[WHAT YOU HAVE TO DO]: Provide an exact transcription of all the records.

[Data listing]:
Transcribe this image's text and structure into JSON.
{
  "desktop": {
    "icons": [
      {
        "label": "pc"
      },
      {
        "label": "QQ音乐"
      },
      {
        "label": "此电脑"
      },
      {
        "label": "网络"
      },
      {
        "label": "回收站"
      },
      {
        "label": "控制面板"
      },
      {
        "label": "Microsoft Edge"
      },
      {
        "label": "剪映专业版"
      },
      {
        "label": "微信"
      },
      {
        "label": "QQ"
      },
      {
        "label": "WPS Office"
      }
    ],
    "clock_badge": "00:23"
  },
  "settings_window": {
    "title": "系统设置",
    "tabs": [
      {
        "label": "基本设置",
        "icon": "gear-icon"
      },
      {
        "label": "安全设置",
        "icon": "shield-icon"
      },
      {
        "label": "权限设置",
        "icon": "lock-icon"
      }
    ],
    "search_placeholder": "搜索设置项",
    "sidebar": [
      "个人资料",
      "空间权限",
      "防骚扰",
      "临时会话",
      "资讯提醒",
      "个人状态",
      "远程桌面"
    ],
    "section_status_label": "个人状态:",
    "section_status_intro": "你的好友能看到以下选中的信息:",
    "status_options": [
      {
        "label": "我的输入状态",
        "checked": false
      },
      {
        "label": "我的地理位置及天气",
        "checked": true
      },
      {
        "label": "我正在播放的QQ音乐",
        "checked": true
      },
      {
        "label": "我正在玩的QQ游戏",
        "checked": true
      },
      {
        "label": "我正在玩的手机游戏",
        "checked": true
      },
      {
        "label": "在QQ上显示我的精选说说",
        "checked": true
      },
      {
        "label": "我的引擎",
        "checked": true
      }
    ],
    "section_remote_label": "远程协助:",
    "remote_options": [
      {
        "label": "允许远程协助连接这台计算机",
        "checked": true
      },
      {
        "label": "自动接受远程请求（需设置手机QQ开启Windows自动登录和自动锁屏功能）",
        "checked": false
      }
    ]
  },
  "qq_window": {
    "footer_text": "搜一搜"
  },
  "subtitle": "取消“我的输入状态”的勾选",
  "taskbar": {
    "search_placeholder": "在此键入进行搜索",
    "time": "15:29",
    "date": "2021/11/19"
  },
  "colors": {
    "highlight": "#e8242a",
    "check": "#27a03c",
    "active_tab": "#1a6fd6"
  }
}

[EXERCISE RESPONSE]:
Transcribe this image's text and structure into JSON.
{
  "desktop": {
    "icons": [
      {
        "label": "pc"
      },
      {
        "label": "QQ音乐"
      },
      {
        "label": "此电脑"
      },
      {
        "label": "网络"
      },
      {
        "label": "回收站"
      },
      {
        "label": "控制面板"
      },
      {
        "label": "Microsoft Edge"
      },
      {
        "label": "剪映专业版"
      },
      {
        "label": "微信"
      },
      {
        "label": "QQ"
      },
      {
        "label": "WPS Office"
      }
    ],
    "clock_badge": "00:23"
  },
  "settings_window": {
    "title": "系统设置",
    "tabs": [
      {
        "label": "基本设置",
        "icon": "gear-icon"
      },
      {
        "label": "安全设置",
        "icon": "shield-icon"
      },
      {
        "label": "权限设置",
        "icon": "lock-icon"
      }
    ],
    "search_placeholder": "搜索设置项",
    "sidebar": [
      "个人资料",
      "空间权限",
      "防骚扰",
      "临时会话",
      "资讯提醒",
      "个人状态",
      "远程桌面"
    ],
    "section_status_label": "个人状态:",
    "section_status_intro": "你的好友能看到以下选中的信息:",
    "status_options": [
      {
        "label": "我的输入状态",
        "checked": false
      },
      {
        "label": "我的地理位置及天气",
        "checked": true
      },
      {
        "label": "我正在播放的QQ音乐",
        "checked": true
      },
      {
        "label": "我正在玩的QQ游戏",
        "checked": true
      },
      {
        "label": "我正在玩的手机游戏",
        "checked": true
      },
      {
        "label": "在QQ上显示我的精选说说",
        "checked": true
      },
      {
        "label": "我的引擎",
        "checked": true
      }
    ],
    "section_remote_label": "远程协助:",
    "remote_options": [
      {
        "label": "允许远程协助连接这台计算机",
        "checked": true
      },
      {
        "label": "自动接受远程请求（需设置手机QQ开启Windows自动登录和自动锁屏功能）",
        "checked": false
      }
    ]
  },
  "qq_window": {
    "footer_text": "搜一搜"
  },
  "subtitle": "取消“我的输入状态”的勾选",
  "taskbar": {
    "search_placeholder": "在此键入进行搜索",
    "time": "15:29",
    "date": "2021/11/19"
  },
  "colors": {
    "highlight": "#e8242a",
    "check": "#27a03c",
    "active_tab": "#1a6fd6"
  }
}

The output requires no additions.